**Problem to work on**
Show every line in the records below that contains the word "bottom".

Items from a figure collection:

------------

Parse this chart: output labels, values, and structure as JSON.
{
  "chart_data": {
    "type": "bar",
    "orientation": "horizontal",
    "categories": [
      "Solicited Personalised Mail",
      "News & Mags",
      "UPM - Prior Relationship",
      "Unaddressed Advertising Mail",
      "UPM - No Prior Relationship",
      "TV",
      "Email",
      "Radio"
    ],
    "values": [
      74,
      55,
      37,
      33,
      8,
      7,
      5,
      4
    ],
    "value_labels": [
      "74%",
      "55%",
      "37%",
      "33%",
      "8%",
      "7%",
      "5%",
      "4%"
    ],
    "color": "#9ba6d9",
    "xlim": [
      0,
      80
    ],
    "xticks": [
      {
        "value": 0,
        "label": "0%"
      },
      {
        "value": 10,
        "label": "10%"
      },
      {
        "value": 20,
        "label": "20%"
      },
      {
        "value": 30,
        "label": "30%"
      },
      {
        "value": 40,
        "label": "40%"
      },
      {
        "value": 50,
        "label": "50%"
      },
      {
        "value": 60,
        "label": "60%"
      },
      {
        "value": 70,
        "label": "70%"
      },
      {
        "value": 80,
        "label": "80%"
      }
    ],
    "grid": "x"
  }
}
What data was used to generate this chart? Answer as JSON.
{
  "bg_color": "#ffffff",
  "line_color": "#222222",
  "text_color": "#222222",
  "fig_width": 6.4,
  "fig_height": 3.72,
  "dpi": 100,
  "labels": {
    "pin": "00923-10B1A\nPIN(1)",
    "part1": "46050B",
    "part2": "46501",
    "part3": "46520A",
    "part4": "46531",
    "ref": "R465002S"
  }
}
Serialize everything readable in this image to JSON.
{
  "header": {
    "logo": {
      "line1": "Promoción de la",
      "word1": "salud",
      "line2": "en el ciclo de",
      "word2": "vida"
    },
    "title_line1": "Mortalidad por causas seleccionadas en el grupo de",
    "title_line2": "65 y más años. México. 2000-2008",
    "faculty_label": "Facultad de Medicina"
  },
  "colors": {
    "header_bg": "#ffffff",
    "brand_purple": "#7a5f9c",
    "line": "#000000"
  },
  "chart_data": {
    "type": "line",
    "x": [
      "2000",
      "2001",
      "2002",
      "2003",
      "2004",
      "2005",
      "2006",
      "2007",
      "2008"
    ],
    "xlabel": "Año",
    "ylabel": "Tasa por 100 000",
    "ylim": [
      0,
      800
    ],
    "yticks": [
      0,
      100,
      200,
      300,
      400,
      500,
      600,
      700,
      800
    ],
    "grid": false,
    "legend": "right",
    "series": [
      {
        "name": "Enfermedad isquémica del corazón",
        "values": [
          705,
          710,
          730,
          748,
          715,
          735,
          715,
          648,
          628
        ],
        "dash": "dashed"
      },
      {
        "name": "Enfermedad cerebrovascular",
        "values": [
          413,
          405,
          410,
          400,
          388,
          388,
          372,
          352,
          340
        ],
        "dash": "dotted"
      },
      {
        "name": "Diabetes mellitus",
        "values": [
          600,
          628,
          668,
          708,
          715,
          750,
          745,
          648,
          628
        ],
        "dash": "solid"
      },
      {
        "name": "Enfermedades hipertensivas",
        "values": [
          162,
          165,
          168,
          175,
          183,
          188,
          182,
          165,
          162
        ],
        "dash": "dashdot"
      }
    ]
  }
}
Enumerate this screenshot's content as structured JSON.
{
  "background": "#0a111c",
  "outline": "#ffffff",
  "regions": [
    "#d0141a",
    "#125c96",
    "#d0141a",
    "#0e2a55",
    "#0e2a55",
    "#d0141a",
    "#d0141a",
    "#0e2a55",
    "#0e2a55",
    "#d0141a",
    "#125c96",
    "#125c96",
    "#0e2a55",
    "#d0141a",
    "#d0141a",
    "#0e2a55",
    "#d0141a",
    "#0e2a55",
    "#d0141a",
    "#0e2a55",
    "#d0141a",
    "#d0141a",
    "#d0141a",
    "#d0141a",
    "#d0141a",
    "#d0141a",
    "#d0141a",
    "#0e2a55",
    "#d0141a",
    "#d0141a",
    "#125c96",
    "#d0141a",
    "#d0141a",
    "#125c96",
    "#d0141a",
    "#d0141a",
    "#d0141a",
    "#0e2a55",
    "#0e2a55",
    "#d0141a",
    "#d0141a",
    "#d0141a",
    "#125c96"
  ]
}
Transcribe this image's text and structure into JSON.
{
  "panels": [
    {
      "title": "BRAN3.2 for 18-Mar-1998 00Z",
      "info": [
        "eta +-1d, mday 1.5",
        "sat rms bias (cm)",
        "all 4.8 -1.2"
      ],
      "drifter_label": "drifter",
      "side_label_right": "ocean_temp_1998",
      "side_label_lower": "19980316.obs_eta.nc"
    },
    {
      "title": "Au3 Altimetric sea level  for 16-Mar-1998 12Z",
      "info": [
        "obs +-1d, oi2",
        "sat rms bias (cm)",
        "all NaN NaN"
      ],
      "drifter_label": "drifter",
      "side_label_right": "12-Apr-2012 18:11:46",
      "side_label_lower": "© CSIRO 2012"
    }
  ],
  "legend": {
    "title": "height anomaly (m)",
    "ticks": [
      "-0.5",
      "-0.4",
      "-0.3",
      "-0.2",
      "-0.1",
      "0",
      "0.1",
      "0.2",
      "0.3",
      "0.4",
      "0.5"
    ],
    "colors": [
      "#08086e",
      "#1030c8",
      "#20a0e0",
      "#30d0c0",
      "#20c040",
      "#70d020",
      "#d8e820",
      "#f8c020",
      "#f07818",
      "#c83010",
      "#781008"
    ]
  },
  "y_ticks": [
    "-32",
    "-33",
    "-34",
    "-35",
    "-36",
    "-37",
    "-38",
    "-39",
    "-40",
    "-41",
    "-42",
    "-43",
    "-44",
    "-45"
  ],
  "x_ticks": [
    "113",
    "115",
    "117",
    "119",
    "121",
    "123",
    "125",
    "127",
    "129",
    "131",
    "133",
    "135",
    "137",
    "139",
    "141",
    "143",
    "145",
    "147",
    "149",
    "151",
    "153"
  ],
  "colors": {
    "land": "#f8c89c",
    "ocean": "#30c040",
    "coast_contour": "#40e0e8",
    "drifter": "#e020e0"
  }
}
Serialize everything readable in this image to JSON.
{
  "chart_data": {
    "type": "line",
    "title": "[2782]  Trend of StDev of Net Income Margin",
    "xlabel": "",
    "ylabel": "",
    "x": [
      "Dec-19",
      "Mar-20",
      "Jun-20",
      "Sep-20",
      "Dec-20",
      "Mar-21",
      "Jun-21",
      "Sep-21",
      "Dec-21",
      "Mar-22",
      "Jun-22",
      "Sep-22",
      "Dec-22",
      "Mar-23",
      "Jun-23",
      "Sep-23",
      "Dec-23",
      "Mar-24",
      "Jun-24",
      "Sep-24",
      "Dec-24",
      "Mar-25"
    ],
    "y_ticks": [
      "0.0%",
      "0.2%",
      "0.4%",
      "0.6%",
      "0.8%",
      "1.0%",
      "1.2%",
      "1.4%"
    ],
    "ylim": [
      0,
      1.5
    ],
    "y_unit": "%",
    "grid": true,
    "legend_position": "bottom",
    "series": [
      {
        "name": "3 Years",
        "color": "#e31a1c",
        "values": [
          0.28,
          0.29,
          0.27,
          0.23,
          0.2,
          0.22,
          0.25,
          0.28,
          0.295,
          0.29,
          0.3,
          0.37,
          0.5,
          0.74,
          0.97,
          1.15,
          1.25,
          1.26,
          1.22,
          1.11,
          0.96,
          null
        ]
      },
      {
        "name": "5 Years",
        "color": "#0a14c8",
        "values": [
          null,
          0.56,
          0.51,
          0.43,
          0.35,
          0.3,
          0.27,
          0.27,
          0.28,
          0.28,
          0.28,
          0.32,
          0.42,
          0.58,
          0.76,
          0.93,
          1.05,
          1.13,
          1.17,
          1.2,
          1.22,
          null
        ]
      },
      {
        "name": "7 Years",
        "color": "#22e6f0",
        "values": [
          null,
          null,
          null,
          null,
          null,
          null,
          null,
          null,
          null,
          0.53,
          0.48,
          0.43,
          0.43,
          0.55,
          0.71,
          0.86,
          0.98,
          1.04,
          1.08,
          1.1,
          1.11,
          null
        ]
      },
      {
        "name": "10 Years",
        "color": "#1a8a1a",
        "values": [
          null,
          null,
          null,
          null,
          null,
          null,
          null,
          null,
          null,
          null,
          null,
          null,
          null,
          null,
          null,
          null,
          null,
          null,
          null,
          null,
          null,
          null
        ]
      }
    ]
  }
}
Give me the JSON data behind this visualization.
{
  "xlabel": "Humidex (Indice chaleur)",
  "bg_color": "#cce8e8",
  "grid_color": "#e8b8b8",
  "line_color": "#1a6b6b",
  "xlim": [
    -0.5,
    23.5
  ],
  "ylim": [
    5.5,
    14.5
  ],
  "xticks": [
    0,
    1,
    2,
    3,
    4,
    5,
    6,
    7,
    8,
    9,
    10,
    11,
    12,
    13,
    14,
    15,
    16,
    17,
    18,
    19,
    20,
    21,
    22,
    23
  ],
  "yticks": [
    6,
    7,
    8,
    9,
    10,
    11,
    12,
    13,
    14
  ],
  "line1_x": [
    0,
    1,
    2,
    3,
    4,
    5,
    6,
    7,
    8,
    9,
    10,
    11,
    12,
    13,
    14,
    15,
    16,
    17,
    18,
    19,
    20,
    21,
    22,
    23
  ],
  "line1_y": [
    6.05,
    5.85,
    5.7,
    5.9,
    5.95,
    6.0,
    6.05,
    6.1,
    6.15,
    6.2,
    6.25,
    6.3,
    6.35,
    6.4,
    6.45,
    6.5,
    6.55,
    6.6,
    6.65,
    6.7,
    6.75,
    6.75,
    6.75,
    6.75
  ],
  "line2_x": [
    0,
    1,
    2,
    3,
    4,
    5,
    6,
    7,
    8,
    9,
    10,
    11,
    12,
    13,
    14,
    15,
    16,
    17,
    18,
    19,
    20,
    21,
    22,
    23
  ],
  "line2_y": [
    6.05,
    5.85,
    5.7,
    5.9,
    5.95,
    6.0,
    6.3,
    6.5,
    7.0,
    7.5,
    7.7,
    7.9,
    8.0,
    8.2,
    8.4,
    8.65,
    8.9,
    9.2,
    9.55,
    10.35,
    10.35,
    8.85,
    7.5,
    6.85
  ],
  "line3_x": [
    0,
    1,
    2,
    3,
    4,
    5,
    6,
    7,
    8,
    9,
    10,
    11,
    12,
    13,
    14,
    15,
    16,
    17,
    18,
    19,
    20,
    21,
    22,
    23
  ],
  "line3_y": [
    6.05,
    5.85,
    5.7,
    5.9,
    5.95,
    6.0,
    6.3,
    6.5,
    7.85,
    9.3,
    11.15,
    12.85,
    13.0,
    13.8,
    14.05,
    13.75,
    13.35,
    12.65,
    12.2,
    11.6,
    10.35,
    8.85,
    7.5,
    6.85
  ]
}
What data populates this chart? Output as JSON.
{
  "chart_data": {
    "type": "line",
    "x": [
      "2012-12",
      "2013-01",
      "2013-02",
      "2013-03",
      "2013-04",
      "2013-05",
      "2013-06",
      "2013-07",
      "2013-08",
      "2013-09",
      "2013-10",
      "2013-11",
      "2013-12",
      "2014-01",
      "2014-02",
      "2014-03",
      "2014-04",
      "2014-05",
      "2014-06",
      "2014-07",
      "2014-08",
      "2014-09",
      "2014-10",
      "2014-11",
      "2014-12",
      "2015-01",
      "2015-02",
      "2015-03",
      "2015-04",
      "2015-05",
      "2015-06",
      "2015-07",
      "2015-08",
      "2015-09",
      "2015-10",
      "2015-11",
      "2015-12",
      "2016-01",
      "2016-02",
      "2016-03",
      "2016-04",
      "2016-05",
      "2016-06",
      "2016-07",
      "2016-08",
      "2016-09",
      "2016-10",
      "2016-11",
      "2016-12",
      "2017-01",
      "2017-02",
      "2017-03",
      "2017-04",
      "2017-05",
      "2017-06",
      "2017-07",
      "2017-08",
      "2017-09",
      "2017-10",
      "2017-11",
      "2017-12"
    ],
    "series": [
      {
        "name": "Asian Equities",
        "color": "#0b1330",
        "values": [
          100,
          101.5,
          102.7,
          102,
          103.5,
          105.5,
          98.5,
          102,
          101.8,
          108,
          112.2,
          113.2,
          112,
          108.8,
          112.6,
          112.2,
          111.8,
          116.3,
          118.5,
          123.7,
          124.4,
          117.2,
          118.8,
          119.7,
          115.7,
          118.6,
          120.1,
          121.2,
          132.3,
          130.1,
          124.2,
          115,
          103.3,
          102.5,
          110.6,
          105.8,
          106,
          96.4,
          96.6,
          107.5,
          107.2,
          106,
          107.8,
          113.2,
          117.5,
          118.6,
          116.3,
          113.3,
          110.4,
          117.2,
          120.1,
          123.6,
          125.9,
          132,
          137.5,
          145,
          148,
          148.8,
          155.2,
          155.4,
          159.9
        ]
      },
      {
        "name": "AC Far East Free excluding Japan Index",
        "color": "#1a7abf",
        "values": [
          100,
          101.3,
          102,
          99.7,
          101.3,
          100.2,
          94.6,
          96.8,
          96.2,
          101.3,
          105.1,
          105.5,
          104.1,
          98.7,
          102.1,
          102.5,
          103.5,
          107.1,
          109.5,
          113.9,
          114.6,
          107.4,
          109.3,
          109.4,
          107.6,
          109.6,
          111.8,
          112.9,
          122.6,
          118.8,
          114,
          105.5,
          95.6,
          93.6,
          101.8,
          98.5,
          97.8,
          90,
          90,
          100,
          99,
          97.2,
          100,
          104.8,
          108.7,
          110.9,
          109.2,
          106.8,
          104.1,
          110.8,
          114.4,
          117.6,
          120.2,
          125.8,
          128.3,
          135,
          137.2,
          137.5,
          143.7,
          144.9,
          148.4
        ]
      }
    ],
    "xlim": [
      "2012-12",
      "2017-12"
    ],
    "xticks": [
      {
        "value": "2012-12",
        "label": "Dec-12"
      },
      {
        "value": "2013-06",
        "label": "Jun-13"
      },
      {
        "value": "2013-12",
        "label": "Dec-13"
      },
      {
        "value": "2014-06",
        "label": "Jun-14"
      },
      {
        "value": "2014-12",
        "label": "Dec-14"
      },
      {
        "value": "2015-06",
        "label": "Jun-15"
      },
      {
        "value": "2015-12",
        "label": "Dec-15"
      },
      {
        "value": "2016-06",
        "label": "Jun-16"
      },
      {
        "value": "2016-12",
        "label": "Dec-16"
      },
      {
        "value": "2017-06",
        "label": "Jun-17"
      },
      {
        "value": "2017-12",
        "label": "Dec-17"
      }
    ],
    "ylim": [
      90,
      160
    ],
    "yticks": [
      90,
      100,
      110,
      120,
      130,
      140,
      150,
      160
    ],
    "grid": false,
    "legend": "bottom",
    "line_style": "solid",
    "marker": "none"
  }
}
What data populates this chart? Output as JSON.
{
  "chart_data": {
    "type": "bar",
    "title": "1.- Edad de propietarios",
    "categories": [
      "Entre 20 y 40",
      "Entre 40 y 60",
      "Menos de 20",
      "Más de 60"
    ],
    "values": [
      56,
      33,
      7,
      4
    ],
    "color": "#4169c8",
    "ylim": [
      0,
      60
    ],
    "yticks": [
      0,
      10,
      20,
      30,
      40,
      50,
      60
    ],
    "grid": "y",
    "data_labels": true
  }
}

------------

**Exercise result**
    "legend_position": "bottom",
    "legend": "bottom",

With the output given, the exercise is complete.